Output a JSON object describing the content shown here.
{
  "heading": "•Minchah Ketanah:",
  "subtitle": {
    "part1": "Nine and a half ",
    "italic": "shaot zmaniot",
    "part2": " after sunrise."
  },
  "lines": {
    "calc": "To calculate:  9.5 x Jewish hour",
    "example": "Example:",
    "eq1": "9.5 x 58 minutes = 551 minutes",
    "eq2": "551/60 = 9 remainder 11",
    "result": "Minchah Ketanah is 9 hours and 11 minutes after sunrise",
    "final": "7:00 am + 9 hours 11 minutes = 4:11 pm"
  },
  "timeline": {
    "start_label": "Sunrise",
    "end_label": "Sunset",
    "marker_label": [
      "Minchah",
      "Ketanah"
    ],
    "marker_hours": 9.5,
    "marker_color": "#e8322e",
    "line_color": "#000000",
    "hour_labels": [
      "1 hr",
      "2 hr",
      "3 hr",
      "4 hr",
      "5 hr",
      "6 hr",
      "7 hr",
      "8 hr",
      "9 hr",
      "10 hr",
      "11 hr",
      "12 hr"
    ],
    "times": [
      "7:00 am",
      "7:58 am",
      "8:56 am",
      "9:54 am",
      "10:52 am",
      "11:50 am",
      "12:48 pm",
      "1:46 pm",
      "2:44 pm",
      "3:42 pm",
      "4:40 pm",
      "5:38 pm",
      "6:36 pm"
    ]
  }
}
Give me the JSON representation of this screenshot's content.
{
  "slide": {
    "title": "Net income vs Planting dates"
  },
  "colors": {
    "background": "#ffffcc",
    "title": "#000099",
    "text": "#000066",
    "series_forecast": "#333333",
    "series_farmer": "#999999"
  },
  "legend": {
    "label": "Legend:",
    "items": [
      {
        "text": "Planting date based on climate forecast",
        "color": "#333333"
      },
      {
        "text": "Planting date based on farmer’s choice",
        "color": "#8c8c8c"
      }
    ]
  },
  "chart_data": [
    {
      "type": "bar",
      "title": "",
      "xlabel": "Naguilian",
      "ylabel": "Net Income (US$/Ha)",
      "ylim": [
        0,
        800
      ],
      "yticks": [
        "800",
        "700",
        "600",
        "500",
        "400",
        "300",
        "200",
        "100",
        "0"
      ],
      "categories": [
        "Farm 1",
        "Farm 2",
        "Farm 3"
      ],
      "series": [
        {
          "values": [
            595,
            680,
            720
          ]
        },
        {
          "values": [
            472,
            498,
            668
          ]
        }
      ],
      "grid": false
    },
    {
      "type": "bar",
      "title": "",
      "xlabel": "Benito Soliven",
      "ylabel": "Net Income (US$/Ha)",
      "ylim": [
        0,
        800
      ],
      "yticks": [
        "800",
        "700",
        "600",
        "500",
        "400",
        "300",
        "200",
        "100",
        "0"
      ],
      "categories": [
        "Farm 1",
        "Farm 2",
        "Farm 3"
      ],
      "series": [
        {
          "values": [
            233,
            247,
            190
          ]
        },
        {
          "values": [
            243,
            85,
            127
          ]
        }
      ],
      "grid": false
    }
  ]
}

### Exercise directions
Using the data above, return each line exactly as written.

### Complete response
Output a JSON object describing the content shown here.
{
  "heading": "•Minchah Ketanah:",
  "subtitle": {
    "part1": "Nine and a half ",
    "italic": "shaot zmaniot",
    "part2": " after sunrise."
  },
  "lines": {
    "calc": "To calculate:  9.5 x Jewish hour",
    "example": "Example:",
    "eq1": "9.5 x 58 minutes = 551 minutes",
    "eq2": "551/60 = 9 remainder 11",
    "result": "Minchah Ketanah is 9 hours and 11 minutes after sunrise",
    "final": "7:00 am + 9 hours 11 minutes = 4:11 pm"
  },
  "timeline": {
    "start_label": "Sunrise",
    "end_label": "Sunset",
    "marker_label": [
      "Minchah",
      "Ketanah"
    ],
    "marker_hours": 9.5,
    "marker_color": "#e8322e",
    "line_color": "#000000",
    "hour_labels": [
      "1 hr",
      "2 hr",
      "3 hr",
      "4 hr",
      "5 hr",
      "6 hr",
      "7 hr",
      "8 hr",
      "9 hr",
      "10 hr",
      "11 hr",
      "12 hr"
    ],
    "times": [
      "7:00 am",
      "7:58 am",
      "8:56 am",
      "9:54 am",
      "10:52 am",
      "11:50 am",
      "12:48 pm",
      "1:46 pm",
      "2:44 pm",
      "3:42 pm",
      "4:40 pm",
      "5:38 pm",
      "6:36 pm"
    ]
  }
}
Give me the JSON representation of this screenshot's content.
{
  "slide": {
    "title": "Net income vs Planting dates"
  },
  "colors": {
    "background": "#ffffcc",
    "title": "#000099",
    "text": "#000066",
    "series_forecast": "#333333",
    "series_farmer": "#999999"
  },
  "legend": {
    "label": "Legend:",
    "items": [
      {
        "text": "Planting date based on climate forecast",
        "color": "#333333"
      },
      {
        "text": "Planting date based on farmer’s choice",
        "color": "#8c8c8c"
      }
    ]
  },
  "chart_data": [
    {
      "type": "bar",
      "title": "",
      "xlabel": "Naguilian",
      "ylabel": "Net Income (US$/Ha)",
      "ylim": [
        0,
        800
      ],
      "yticks": [
        "800",
        "700",
        "600",
        "500",
        "400",
        "300",
        "200",
        "100",
        "0"
      ],
      "categories": [
        "Farm 1",
        "Farm 2",
        "Farm 3"
      ],
      "series": [
        {
          "values": [
            595,
            680,
            720
          ]
        },
        {
          "values": [
            472,
            498,
            668
          ]
        }
      ],
      "grid": false
    },
    {
      "type": "bar",
      "title": "",
      "xlabel": "Benito Soliven",
      "ylabel": "Net Income (US$/Ha)",
      "ylim": [
        0,
        800
      ],
      "yticks": [
        "800",
        "700",
        "600",
        "500",
        "400",
        "300",
        "200",
        "100",
        "0"
      ],
      "categories": [
        "Farm 1",
        "Farm 2",
        "Farm 3"
      ],
      "series": [
        {
          "values": [
            233,
            247,
            190
          ]
        },
        {
          "values": [
            243,
            85,
            127
          ]
        }
      ],
      "grid": false
    }
  ]
}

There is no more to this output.